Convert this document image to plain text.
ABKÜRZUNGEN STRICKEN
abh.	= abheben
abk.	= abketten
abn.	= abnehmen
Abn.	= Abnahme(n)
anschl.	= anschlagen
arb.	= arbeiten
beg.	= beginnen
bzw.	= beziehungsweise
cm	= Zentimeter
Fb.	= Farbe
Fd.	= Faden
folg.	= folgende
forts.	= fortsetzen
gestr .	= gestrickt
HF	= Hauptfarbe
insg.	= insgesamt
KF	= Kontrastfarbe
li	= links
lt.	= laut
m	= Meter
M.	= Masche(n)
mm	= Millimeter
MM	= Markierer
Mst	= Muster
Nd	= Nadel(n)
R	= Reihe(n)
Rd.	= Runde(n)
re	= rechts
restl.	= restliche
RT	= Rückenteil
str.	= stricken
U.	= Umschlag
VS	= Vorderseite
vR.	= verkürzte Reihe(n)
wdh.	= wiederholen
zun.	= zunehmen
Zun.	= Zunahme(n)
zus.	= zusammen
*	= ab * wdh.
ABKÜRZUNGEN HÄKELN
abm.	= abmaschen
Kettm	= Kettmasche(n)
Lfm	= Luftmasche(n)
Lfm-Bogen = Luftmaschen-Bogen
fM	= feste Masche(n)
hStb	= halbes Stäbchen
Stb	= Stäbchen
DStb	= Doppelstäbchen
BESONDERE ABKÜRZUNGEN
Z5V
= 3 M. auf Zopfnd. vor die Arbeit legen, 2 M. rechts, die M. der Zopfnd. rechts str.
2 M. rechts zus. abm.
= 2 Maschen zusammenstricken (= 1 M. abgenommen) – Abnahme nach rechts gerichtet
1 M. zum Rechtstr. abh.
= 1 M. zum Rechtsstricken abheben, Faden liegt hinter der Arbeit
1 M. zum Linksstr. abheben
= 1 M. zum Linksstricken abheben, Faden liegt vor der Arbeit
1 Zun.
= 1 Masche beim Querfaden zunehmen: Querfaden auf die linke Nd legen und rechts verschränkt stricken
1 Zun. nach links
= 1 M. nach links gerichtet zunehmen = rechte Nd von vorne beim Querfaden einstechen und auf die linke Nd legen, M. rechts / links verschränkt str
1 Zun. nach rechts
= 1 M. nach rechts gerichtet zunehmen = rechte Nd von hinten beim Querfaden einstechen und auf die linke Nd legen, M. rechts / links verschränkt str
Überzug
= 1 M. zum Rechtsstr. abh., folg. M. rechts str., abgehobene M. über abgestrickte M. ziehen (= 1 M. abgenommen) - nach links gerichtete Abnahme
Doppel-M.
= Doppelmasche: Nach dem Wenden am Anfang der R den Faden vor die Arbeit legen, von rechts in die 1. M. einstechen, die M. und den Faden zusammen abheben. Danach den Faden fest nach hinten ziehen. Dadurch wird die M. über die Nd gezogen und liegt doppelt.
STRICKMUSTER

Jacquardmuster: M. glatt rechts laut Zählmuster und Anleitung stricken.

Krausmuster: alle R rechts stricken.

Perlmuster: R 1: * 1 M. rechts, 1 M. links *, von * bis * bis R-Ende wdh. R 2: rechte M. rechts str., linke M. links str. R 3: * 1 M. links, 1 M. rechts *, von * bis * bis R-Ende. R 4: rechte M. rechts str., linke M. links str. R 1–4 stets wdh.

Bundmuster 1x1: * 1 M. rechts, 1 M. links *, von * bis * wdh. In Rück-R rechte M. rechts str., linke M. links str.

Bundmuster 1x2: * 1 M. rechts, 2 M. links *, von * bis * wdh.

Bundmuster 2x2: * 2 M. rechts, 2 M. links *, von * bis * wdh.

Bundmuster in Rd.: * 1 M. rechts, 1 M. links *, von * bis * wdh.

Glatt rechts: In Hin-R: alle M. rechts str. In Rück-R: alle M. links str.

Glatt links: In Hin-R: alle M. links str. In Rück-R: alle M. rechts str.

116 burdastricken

::::

EXERCISE DETAILS: Could you report how many lines of the listing contain the word "liegt"? Only the number is needed.

FINAL ANSWER: 3